Task instructions> Output the lines that follow exactly as they are.

Stored data entries
──────────────────────────────

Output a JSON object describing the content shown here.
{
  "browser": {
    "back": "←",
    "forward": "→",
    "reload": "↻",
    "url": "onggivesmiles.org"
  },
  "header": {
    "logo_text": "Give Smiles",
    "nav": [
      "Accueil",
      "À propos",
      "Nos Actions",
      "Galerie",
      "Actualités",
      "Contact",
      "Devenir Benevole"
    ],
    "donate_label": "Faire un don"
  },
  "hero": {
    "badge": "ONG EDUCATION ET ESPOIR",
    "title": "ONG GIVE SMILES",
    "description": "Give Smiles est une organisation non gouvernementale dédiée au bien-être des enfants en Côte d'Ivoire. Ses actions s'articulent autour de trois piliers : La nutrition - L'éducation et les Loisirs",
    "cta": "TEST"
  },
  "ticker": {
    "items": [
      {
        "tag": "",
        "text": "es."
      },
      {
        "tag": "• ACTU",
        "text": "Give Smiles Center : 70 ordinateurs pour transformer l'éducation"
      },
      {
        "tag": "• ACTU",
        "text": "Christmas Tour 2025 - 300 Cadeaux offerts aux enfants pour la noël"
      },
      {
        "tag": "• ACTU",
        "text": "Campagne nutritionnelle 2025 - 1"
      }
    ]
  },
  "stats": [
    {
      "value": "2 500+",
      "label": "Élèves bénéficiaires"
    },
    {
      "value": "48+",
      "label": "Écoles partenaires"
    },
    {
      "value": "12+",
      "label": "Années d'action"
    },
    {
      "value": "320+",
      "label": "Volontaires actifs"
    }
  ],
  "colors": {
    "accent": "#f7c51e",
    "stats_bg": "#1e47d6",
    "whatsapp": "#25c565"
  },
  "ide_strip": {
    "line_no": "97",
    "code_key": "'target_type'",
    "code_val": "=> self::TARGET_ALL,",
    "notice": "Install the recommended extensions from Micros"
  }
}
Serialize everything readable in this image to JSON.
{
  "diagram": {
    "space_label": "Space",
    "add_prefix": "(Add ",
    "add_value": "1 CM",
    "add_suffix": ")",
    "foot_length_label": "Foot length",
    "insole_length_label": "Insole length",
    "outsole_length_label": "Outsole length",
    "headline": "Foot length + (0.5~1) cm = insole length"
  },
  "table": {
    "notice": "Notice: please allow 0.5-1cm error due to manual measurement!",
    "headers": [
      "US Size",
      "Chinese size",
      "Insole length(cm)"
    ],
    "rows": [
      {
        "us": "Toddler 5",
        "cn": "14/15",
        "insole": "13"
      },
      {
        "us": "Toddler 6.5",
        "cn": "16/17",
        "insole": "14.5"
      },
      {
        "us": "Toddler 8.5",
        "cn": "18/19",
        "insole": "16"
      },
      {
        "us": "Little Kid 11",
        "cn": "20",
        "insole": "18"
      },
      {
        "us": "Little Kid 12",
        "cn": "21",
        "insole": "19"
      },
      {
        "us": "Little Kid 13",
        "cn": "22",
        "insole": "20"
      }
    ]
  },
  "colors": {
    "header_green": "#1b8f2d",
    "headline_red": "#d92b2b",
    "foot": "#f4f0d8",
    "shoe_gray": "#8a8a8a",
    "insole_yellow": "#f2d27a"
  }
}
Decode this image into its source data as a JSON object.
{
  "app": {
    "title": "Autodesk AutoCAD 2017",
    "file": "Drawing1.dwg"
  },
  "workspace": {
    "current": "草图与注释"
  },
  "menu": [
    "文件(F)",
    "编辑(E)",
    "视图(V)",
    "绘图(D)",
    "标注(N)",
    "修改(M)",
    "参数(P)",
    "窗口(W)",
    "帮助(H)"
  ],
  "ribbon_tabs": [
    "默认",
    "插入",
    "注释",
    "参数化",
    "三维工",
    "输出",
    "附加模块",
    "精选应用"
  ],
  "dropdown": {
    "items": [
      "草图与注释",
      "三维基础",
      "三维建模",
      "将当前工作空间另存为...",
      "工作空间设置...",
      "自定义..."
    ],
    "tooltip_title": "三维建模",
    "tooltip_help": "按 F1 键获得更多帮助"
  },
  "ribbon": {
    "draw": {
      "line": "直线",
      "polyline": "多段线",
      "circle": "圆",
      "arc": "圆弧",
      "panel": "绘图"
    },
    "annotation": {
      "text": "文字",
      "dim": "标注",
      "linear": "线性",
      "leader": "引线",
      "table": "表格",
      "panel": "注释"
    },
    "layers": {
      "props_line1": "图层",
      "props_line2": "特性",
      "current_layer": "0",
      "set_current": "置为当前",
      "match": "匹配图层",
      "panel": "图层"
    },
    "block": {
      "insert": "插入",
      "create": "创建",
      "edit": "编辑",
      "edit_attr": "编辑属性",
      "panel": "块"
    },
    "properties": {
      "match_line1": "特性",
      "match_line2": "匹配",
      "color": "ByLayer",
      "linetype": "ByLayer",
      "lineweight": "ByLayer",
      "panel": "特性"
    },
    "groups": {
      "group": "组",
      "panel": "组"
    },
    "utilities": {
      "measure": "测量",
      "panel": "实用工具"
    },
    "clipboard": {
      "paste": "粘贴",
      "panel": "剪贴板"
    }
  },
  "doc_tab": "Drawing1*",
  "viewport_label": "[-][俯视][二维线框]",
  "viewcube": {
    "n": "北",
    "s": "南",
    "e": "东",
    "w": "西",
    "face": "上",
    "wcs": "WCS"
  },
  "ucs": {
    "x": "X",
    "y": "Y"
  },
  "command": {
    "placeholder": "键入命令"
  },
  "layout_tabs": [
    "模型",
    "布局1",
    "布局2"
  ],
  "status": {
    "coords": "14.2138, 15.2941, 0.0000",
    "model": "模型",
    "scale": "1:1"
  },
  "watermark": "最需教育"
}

──────────────────────────────

Final result>
Output a JSON object describing the content shown here.
{
  "browser": {
    "back": "←",
    "forward": "→",
    "reload": "↻",
    "url": "onggivesmiles.org"
  },
  "header": {
    "logo_text": "Give Smiles",
    "nav": [
      "Accueil",
      "À propos",
      "Nos Actions",
      "Galerie",
      "Actualités",
      "Contact",
      "Devenir Benevole"
    ],
    "donate_label": "Faire un don"
  },
  "hero": {
    "badge": "ONG EDUCATION ET ESPOIR",
    "title": "ONG GIVE SMILES",
    "description": "Give Smiles est une organisation non gouvernementale dédiée au bien-être des enfants en Côte d'Ivoire. Ses actions s'articulent autour de trois piliers : La nutrition - L'éducation et les Loisirs",
    "cta": "TEST"
  },
  "ticker": {
    "items": [
      {
        "tag": "",
        "text": "es."
      },
      {
        "tag": "• ACTU",
        "text": "Give Smiles Center : 70 ordinateurs pour transformer l'éducation"
      },
      {
        "tag": "• ACTU",
        "text": "Christmas Tour 2025 - 300 Cadeaux offerts aux enfants pour la noël"
      },
      {
        "tag": "• ACTU",
        "text": "Campagne nutritionnelle 2025 - 1"
      }
    ]
  },
  "stats": [
    {
      "value": "2 500+",
      "label": "Élèves bénéficiaires"
    },
    {
      "value": "48+",
      "label": "Écoles partenaires"
    },
    {
      "value": "12+",
      "label": "Années d'action"
    },
    {
      "value": "320+",
      "label": "Volontaires actifs"
    }
  ],
  "colors": {
    "accent": "#f7c51e",
    "stats_bg": "#1e47d6",
    "whatsapp": "#25c565"
  },
  "ide_strip": {
    "line_no": "97",
    "code_key": "'target_type'",
    "code_val": "=> self::TARGET_ALL,",
    "notice": "Install the recommended extensions from Micros"
  }
}
Serialize everything readable in this image to JSON.
{
  "diagram": {
    "space_label": "Space",
    "add_prefix": "(Add ",
    "add_value": "1 CM",
    "add_suffix": ")",
    "foot_length_label": "Foot length",
    "insole_length_label": "Insole length",
    "outsole_length_label": "Outsole length",
    "headline": "Foot length + (0.5~1) cm = insole length"
  },
  "table": {
    "notice": "Notice: please allow 0.5-1cm error due to manual measurement!",
    "headers": [
      "US Size",
      "Chinese size",
      "Insole length(cm)"
    ],
    "rows": [
      {
        "us": "Toddler 5",
        "cn": "14/15",
        "insole": "13"
      },
      {
        "us": "Toddler 6.5",
        "cn": "16/17",
        "insole": "14.5"
      },
      {
        "us": "Toddler 8.5",
        "cn": "18/19",
        "insole": "16"
      },
      {
        "us": "Little Kid 11",
        "cn": "20",
        "insole": "18"
      },
      {
        "us": "Little Kid 12",
        "cn": "21",
        "insole": "19"
      },
      {
        "us": "Little Kid 13",
        "cn": "22",
        "insole": "20"
      }
    ]
  },
  "colors": {
    "header_green": "#1b8f2d",
    "headline_red": "#d92b2b",
    "foot": "#f4f0d8",
    "shoe_gray": "#8a8a8a",
    "insole_yellow": "#f2d27a"
  }
}
Decode this image into its source data as a JSON object.
{
  "app": {
    "title": "Autodesk AutoCAD 2017",
    "file": "Drawing1.dwg"
  },
  "workspace": {
    "current": "草图与注释"
  },
  "menu": [
    "文件(F)",
    "编辑(E)",
    "视图(V)",
    "绘图(D)",
    "标注(N)",
    "修改(M)",
    "参数(P)",
    "窗口(W)",
    "帮助(H)"
  ],
  "ribbon_tabs": [
    "默认",
    "插入",
    "注释",
    "参数化",
    "三维工",
    "输出",
    "附加模块",
    "精选应用"
  ],
  "dropdown": {
    "items": [
      "草图与注释",
      "三维基础",
      "三维建模",
      "将当前工作空间另存为...",
      "工作空间设置...",
      "自定义..."
    ],
    "tooltip_title": "三维建模",
    "tooltip_help": "按 F1 键获得更多帮助"
  },
  "ribbon": {
    "draw": {
      "line": "直线",
      "polyline": "多段线",
      "circle": "圆",
      "arc": "圆弧",
      "panel": "绘图"
    },
    "annotation": {
      "text": "文字",
      "dim": "标注",
      "linear": "线性",
      "leader": "引线",
      "table": "表格",
      "panel": "注释"
    },
    "layers": {
      "props_line1": "图层",
      "props_line2": "特性",
      "current_layer": "0",
      "set_current": "置为当前",
      "match": "匹配图层",
      "panel": "图层"
    },
    "block": {
      "insert": "插入",
      "create": "创建",
      "edit": "编辑",
      "edit_attr": "编辑属性",
      "panel": "块"
    },
    "properties": {
      "match_line1": "特性",
      "match_line2": "匹配",
      "color": "ByLayer",
      "linetype": "ByLayer",
      "lineweight": "ByLayer",
      "panel": "特性"
    },
    "groups": {
      "group": "组",
      "panel": "组"
    },
    "utilities": {
      "measure": "测量",
      "panel": "实用工具"
    },
    "clipboard": {
      "paste": "粘贴",
      "panel": "剪贴板"
    }
  },
  "doc_tab": "Drawing1*",
  "viewport_label": "[-][俯视][二维线框]",
  "viewcube": {
    "n": "北",
    "s": "南",
    "e": "东",
    "w": "西",
    "face": "上",
    "wcs": "WCS"
  },
  "ucs": {
    "x": "X",
    "y": "Y"
  },
  "command": {
    "placeholder": "键入命令"
  },
  "layout_tabs": [
    "模型",
    "布局1",
    "布局2"
  ],
  "status": {
    "coords": "14.2138, 15.2941, 0.0000",
    "model": "模型",
    "scale": "1:1"
  },
  "watermark": "最需教育"
}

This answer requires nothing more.